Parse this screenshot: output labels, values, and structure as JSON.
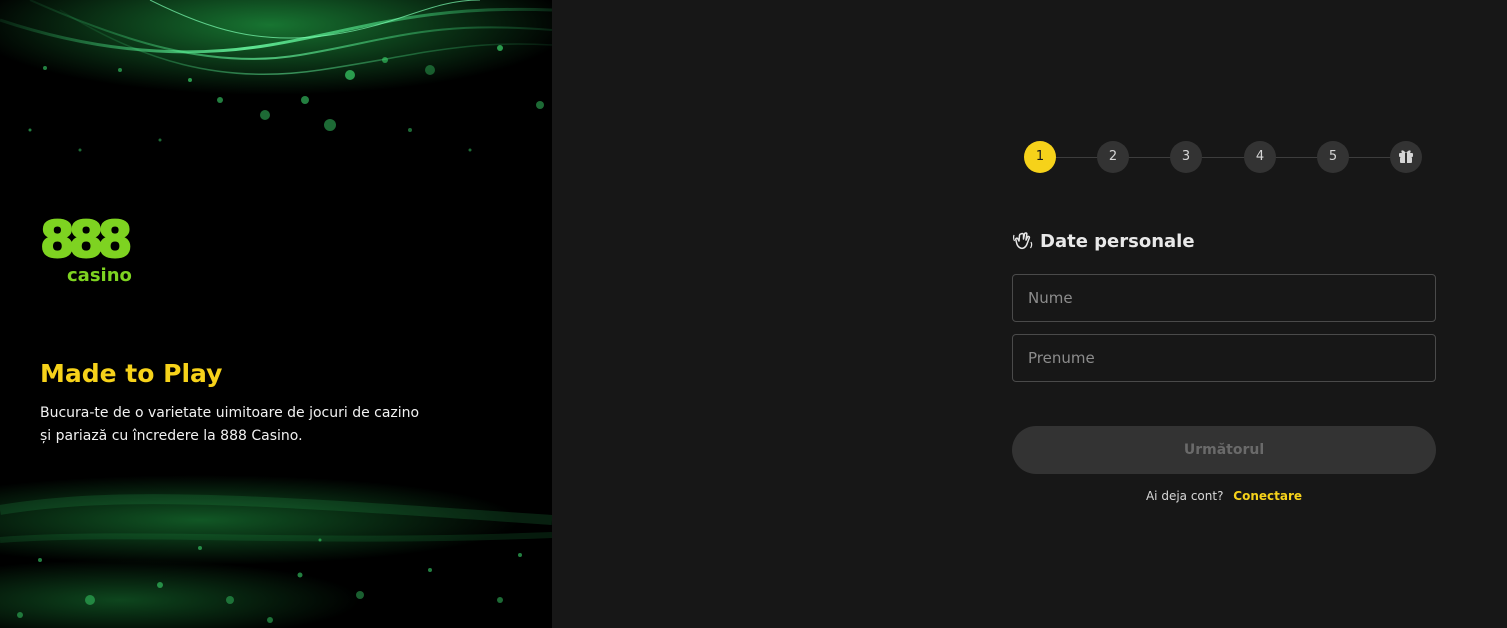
{
  "brand": {
    "logo_number": "888",
    "logo_word": "casino",
    "logo_color": "#7ed321",
    "accent_color": "#f6d21a"
  },
  "promo": {
    "title": "Made to Play",
    "text_line1": "Bucura-te de o varietate uimitoare de jocuri de cazino",
    "text_line2": "și pariază cu încredere la 888 Casino."
  },
  "stepper": {
    "current_step": 1,
    "steps": [
      "1",
      "2",
      "3",
      "4",
      "5"
    ],
    "final_step_icon": "gift-icon"
  },
  "form": {
    "section_icon": "waving-hand-icon",
    "section_title": "Date personale",
    "first_name_placeholder": "Nume",
    "last_name_placeholder": "Prenume",
    "next_label": "Următorul",
    "have_account_text": "Ai deja cont?",
    "login_link": "Conectare"
  }
}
————
Pictures in the records should not appear in your copy, but everything else must be transcribed exactly.

Parse this screenshot: output labels, values, and structure as JSON.
{
  "brand": {
    "logo_number": "888",
    "logo_word": "casino",
    "logo_color": "#7ed321",
    "accent_color": "#f6d21a"
  },
  "promo": {
    "title": "Made to Play",
    "text_line1": "Bucura-te de o varietate uimitoare de jocuri de cazino",
    "text_line2": "și pariază cu încredere la 888 Casino."
  },
  "stepper": {
    "current_step": 1,
    "steps": [
      "1",
      "2",
      "3",
      "4",
      "5"
    ],
    "final_step_icon": "gift-icon"
  },
  "form": {
    "section_icon": "waving-hand-icon",
    "section_title": "Date personale",
    "first_name_placeholder": "Nume",
    "last_name_placeholder": "Prenume",
    "next_label": "Următorul",
    "have_account_text": "Ai deja cont?",
    "login_link": "Conectare"
  }
}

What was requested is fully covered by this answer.